## START Records

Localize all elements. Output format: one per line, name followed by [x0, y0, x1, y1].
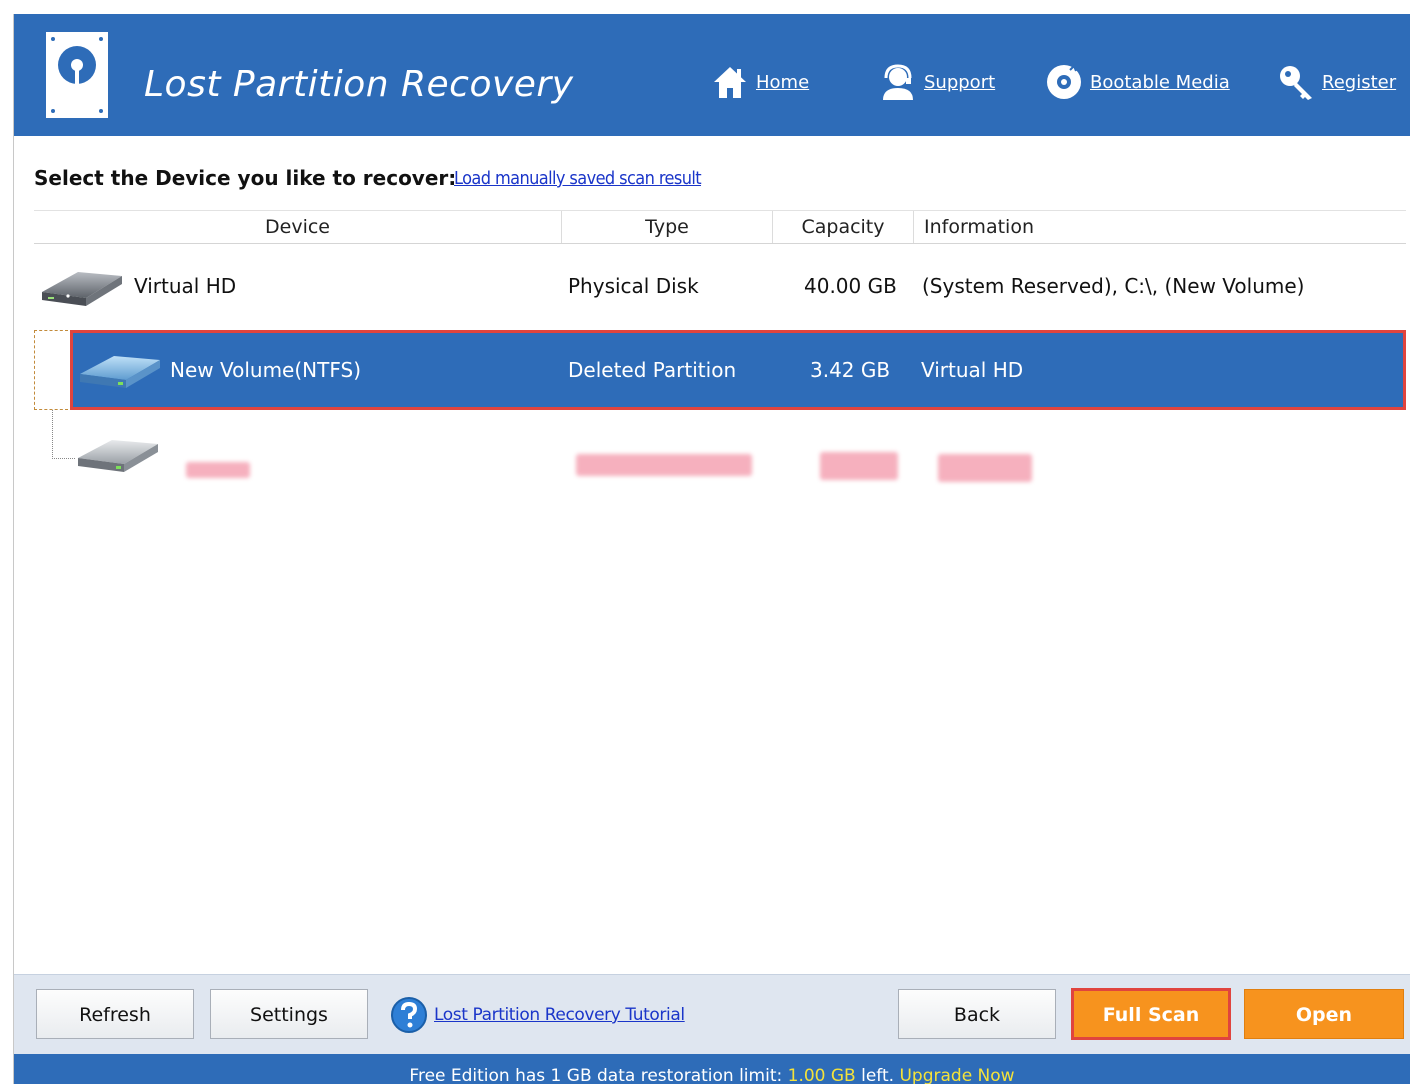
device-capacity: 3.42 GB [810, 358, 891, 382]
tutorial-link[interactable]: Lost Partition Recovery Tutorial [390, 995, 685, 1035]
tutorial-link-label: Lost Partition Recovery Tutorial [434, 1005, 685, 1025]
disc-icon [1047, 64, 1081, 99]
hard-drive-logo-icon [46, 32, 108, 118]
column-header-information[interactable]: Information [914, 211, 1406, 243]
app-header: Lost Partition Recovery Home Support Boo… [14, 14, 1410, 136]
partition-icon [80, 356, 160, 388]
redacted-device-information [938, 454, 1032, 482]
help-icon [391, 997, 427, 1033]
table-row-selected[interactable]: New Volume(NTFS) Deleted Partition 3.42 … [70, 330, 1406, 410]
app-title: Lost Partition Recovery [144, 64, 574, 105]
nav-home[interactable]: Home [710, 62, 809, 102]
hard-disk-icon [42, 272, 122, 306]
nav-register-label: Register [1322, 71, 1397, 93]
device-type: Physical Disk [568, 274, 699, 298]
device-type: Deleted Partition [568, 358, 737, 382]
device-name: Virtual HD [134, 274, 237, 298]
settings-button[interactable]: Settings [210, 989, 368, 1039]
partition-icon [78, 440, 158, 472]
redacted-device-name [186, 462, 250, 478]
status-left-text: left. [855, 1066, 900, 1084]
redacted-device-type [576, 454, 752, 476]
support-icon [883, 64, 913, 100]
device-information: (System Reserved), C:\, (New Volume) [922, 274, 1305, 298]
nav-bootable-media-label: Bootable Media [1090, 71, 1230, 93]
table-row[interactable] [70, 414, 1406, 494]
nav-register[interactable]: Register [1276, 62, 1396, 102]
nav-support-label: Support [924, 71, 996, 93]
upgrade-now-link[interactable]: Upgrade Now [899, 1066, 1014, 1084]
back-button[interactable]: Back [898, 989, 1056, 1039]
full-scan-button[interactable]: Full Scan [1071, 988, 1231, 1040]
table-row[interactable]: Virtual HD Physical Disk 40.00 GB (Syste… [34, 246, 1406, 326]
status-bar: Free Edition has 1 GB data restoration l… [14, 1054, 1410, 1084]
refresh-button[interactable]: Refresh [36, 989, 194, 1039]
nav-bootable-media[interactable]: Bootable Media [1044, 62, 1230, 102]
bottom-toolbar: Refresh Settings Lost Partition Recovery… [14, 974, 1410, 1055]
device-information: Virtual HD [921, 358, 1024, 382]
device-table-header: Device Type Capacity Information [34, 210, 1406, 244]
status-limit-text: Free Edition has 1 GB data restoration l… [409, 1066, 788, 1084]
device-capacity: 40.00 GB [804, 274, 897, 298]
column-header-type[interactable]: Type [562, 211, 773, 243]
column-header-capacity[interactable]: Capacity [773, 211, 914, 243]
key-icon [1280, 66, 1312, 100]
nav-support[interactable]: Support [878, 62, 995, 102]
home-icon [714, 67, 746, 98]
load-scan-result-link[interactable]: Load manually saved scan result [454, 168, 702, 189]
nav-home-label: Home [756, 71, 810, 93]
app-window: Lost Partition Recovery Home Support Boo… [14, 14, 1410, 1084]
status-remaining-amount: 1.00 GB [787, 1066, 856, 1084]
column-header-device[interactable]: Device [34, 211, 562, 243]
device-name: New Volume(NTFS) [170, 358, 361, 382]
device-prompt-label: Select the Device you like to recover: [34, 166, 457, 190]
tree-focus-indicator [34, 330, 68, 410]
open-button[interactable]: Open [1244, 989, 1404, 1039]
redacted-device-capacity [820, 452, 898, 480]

## END Records

Which lines in the material contain the string "tutorial", counting case as significant? Gather every such line.

tutorial-link[interactable]: Lost Partition Recovery Tutorial [390, 995, 685, 1035]
tutorial-link-label: Lost Partition Recovery Tutorial [434, 1005, 685, 1025]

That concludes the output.